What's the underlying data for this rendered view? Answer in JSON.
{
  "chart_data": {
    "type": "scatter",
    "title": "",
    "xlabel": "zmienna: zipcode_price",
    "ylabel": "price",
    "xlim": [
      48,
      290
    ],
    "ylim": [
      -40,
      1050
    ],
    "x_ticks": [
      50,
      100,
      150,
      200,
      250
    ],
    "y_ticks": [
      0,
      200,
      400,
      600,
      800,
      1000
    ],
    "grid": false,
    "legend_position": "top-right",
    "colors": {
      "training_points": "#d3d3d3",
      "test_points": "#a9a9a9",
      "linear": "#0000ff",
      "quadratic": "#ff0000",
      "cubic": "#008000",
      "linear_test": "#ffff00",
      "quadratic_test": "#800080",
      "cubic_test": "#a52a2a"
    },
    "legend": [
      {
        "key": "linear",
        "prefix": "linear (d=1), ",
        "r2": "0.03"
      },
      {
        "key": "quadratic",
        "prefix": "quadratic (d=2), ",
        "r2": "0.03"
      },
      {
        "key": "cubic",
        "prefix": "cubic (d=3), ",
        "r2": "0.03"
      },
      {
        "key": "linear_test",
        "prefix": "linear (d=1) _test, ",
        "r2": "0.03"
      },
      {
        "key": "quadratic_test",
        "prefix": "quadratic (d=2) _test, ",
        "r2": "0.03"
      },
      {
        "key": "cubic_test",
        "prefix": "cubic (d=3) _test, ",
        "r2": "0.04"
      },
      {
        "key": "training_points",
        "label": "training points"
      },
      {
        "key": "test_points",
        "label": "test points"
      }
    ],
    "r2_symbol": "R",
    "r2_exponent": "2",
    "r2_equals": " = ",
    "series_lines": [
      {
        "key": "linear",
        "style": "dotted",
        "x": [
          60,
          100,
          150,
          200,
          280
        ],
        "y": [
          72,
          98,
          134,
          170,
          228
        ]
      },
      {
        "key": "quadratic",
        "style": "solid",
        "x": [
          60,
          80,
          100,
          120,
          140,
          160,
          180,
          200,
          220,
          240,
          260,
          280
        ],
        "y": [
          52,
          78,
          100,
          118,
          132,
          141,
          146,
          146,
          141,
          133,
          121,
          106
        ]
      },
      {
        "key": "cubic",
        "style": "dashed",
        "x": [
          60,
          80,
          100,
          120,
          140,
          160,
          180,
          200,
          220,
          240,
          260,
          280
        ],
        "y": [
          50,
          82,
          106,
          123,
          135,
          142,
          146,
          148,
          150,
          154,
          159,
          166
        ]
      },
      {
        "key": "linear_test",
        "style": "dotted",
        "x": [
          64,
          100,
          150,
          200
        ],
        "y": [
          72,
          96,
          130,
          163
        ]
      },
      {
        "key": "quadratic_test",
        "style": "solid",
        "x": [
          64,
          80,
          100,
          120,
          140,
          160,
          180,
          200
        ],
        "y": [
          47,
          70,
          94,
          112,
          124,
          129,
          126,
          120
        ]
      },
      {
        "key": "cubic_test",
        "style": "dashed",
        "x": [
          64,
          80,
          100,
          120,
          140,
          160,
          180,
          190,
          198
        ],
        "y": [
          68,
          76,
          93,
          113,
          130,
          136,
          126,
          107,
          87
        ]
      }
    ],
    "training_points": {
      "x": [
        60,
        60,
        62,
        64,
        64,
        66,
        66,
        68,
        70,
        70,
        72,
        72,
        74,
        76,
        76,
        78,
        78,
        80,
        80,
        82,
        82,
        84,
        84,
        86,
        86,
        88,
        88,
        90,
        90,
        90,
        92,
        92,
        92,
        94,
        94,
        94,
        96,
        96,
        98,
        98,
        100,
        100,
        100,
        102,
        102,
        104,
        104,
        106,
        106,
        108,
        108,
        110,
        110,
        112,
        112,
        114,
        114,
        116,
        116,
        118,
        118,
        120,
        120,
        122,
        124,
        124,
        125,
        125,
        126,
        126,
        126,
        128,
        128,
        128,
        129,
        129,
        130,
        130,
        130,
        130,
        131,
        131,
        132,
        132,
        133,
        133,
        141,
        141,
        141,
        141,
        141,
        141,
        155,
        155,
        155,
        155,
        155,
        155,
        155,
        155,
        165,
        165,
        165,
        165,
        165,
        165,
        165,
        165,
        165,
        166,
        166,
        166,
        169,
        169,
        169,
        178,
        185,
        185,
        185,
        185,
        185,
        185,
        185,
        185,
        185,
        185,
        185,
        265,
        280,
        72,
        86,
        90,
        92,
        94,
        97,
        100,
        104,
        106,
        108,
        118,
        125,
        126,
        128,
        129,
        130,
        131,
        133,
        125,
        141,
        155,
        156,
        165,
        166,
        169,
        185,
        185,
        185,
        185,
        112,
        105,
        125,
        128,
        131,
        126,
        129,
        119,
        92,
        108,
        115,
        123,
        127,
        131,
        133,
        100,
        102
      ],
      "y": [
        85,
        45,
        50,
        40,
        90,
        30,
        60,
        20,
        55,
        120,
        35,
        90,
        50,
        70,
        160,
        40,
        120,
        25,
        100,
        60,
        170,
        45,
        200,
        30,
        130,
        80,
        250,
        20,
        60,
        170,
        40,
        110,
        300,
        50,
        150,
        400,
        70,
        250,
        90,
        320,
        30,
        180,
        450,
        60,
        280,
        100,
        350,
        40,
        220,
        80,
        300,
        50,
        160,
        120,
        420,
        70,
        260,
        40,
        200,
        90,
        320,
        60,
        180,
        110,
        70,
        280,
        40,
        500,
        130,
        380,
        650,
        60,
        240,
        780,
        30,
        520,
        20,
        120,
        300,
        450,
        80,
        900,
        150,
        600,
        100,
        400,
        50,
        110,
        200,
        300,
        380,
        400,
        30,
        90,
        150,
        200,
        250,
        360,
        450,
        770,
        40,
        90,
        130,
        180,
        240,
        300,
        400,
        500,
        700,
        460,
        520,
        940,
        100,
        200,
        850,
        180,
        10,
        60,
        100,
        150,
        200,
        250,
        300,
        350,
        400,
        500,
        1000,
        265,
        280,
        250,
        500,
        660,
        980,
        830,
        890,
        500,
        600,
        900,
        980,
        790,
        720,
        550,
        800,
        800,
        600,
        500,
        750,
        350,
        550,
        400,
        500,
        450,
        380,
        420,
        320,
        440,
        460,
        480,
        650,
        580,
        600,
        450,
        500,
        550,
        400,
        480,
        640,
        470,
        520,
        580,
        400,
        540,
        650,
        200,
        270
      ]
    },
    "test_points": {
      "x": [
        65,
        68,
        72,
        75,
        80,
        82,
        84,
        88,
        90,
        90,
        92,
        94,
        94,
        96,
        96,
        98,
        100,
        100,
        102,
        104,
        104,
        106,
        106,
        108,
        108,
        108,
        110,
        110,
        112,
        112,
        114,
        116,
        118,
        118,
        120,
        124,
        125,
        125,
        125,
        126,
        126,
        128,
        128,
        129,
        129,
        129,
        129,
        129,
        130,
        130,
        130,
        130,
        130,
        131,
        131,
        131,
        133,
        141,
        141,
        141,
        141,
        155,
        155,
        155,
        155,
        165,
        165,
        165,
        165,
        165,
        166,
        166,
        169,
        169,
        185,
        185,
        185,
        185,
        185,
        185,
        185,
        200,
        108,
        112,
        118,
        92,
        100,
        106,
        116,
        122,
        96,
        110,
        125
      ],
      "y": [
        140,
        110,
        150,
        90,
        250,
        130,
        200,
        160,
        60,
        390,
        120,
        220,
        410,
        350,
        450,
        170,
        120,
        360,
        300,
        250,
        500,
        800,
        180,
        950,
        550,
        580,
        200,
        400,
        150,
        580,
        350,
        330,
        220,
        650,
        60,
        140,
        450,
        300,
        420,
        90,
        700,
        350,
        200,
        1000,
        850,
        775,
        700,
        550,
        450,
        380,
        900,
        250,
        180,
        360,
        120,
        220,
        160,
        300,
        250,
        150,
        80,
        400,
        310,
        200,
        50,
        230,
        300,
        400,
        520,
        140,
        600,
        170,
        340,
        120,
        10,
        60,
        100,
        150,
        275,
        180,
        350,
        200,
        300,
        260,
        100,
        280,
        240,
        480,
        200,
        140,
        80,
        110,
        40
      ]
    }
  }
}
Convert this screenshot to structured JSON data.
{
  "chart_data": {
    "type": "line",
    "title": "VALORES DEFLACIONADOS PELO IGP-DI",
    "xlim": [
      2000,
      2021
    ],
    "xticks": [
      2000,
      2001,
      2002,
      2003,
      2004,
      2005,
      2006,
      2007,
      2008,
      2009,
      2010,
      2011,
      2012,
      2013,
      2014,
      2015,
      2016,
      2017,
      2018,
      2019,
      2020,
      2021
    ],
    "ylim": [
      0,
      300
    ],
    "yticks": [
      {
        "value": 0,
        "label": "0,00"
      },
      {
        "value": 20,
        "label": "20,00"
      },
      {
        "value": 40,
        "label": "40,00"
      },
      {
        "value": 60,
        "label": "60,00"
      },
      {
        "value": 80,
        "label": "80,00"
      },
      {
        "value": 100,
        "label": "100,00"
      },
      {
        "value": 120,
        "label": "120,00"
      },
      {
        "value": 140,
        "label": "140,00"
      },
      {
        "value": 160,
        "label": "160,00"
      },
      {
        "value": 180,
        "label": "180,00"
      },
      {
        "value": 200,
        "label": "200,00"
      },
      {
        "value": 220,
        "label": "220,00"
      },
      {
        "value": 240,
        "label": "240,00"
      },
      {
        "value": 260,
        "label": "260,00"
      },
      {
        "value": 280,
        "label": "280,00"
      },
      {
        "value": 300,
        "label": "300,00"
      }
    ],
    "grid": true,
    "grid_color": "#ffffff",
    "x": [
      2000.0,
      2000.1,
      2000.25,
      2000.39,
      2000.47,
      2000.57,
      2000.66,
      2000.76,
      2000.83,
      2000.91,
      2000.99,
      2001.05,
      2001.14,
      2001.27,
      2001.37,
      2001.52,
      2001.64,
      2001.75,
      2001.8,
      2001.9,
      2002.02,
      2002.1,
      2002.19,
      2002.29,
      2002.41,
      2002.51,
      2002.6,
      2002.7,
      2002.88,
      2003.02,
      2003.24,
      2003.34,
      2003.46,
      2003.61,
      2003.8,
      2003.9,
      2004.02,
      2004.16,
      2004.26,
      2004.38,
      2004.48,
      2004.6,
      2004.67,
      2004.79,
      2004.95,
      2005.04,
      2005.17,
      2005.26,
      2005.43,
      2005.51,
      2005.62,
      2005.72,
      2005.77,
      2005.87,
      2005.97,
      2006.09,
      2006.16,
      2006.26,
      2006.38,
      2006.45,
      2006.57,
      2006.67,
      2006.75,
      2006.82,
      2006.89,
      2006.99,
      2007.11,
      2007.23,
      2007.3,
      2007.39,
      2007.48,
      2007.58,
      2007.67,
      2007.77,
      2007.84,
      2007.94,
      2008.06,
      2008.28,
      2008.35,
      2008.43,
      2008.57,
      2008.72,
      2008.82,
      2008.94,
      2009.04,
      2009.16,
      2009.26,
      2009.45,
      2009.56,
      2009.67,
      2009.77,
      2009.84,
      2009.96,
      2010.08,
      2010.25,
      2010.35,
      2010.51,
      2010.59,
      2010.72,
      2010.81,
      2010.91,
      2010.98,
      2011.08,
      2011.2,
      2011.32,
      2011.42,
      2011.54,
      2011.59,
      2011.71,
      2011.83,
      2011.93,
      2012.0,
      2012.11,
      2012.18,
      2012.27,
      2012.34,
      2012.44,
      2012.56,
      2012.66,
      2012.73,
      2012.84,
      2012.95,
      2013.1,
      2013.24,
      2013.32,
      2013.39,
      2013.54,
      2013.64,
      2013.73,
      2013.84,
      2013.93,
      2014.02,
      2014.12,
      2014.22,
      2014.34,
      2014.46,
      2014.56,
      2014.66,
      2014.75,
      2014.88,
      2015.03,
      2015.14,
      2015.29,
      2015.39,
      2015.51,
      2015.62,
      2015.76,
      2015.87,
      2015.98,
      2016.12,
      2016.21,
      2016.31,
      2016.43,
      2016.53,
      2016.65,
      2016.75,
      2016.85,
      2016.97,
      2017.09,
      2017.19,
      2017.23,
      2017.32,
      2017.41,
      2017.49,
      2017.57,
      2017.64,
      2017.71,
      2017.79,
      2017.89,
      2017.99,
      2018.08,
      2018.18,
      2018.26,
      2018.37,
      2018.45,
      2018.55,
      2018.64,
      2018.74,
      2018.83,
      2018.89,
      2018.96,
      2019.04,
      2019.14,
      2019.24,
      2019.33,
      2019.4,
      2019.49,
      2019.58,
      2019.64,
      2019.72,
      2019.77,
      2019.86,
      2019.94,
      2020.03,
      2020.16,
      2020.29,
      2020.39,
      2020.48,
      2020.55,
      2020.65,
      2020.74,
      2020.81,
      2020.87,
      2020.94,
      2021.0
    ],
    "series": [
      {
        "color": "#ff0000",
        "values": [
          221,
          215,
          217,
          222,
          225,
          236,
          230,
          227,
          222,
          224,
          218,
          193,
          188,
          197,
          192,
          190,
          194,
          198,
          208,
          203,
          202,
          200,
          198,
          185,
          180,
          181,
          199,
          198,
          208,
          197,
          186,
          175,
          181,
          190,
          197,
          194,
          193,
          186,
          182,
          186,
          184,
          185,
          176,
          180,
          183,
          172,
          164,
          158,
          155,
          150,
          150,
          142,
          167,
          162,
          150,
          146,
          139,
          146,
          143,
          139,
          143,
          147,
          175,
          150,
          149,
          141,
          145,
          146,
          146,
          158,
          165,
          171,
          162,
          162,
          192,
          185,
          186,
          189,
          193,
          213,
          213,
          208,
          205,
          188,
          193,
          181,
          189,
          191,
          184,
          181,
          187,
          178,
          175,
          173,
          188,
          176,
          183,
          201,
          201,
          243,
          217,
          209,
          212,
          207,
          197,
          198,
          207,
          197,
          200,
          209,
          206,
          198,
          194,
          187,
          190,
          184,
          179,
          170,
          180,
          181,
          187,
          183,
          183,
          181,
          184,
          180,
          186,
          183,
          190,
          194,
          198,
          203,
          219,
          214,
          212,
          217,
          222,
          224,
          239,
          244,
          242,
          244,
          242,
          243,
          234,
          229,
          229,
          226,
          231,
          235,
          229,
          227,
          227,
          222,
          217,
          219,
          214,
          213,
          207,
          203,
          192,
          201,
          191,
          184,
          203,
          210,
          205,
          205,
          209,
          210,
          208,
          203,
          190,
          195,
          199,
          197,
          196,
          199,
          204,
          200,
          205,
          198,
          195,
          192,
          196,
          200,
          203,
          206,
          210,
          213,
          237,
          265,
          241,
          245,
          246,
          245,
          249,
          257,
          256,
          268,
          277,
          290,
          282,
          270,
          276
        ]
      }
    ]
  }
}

+++

### Given problem
Pull out every line of the entries that includes the word "title".

### Exercise output
    "title": "",
    "title": "VALORES DEFLACIONADOS PELO IGP-DI",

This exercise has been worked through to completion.